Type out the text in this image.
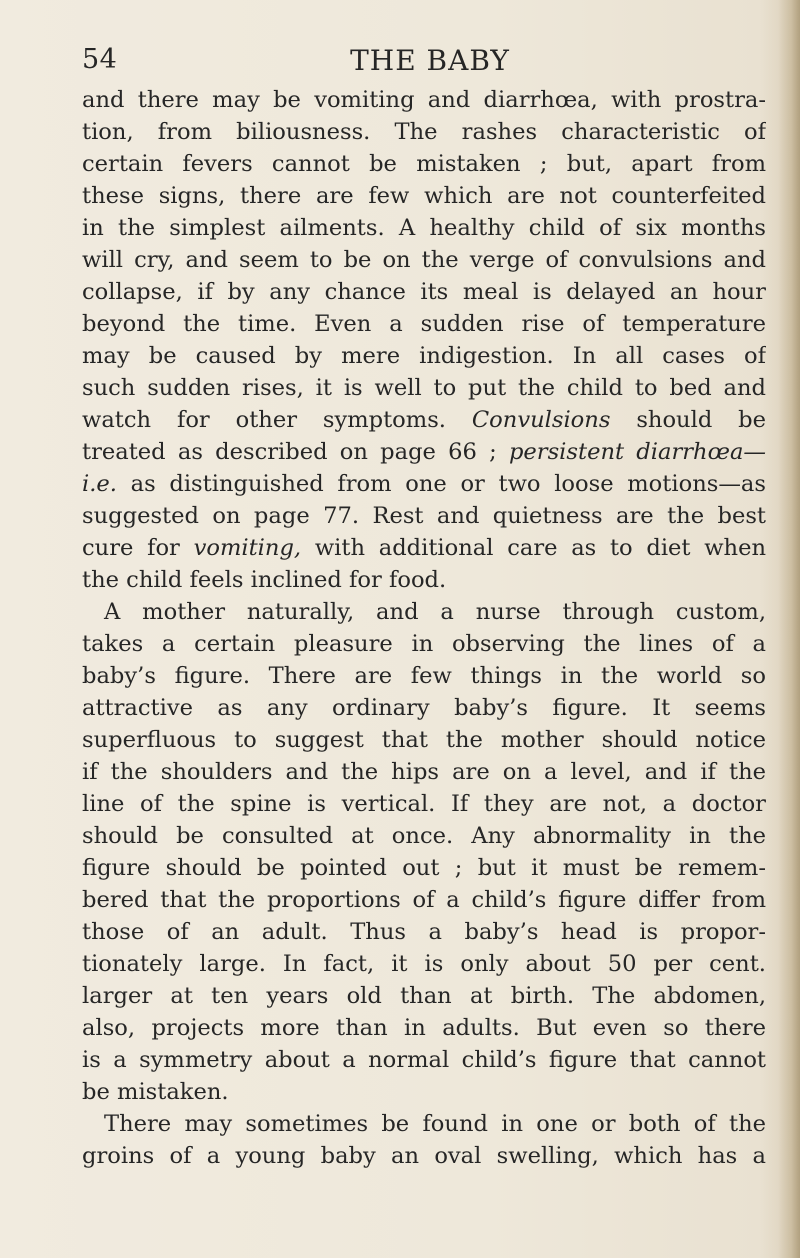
54	THE BABY
and there may be vomiting and diarrhœa, with prostra-
tion, from biliousness. The rashes characteristic of
certain fevers cannot be mistaken ; but, apart from
these signs, there are few which are not counterfeited
in the simplest ailments. A healthy child of six months
will cry, and seem to be on the verge of convulsions and
collapse, if by any chance its meal is delayed an hour
beyond the time. Even a sudden rise of temperature
may be caused by mere indigestion. In all cases of
such sudden rises, it is well to put the child to bed and
watch for other symptoms. Convulsions should be
treated as described on page 66 ; persistent diarrhœa—
i.e. as distinguished from one or two loose motions—as
suggested on page 77. Rest and quietness are the best
cure for vomiting, with additional care as to diet when
the child feels inclined for food.
A mother naturally, and a nurse through custom,
takes a certain pleasure in observing the lines of a
baby’s figure. There are few things in the world so
attractive as any ordinary baby’s figure. It seems
superfluous to suggest that the mother should notice
if the shoulders and the hips are on a level, and if the
line of the spine is vertical. If they are not, a doctor
should be consulted at once. Any abnormality in the
figure should be pointed out ; but it must be remem-
bered that the proportions of a child’s figure differ from
those of an adult. Thus a baby’s head is propor-
tionately large. In fact, it is only about 50 per cent.
larger at ten years old than at birth. The abdomen,
also, projects more than in adults. But even so there
is a symmetry about a normal child’s figure that cannot
be mistaken.
There may sometimes be found in one or both of the
groins of a young baby an oval swelling, which has a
+===+
**JOB**
Omit any images, then output the listing exactly.

**EXERCISE ANSWER**
Type out the text in this image.
54	THE BABY
and there may be vomiting and diarrhœa, with prostra-
tion, from biliousness. The rashes characteristic of
certain fevers cannot be mistaken ; but, apart from
these signs, there are few which are not counterfeited
in the simplest ailments. A healthy child of six months
will cry, and seem to be on the verge of convulsions and
collapse, if by any chance its meal is delayed an hour
beyond the time. Even a sudden rise of temperature
may be caused by mere indigestion. In all cases of
such sudden rises, it is well to put the child to bed and
watch for other symptoms. Convulsions should be
treated as described on page 66 ; persistent diarrhœa—
i.e. as distinguished from one or two loose motions—as
suggested on page 77. Rest and quietness are the best
cure for vomiting, with additional care as to diet when
the child feels inclined for food.
A mother naturally, and a nurse through custom,
takes a certain pleasure in observing the lines of a
baby’s figure. There are few things in the world so
attractive as any ordinary baby’s figure. It seems
superfluous to suggest that the mother should notice
if the shoulders and the hips are on a level, and if the
line of the spine is vertical. If they are not, a doctor
should be consulted at once. Any abnormality in the
figure should be pointed out ; but it must be remem-
bered that the proportions of a child’s figure differ from
those of an adult. Thus a baby’s head is propor-
tionately large. In fact, it is only about 50 per cent.
larger at ten years old than at birth. The abdomen,
also, projects more than in adults. But even so there
is a symmetry about a normal child’s figure that cannot
be mistaken.
There may sometimes be found in one or both of the
groins of a young baby an oval swelling, which has a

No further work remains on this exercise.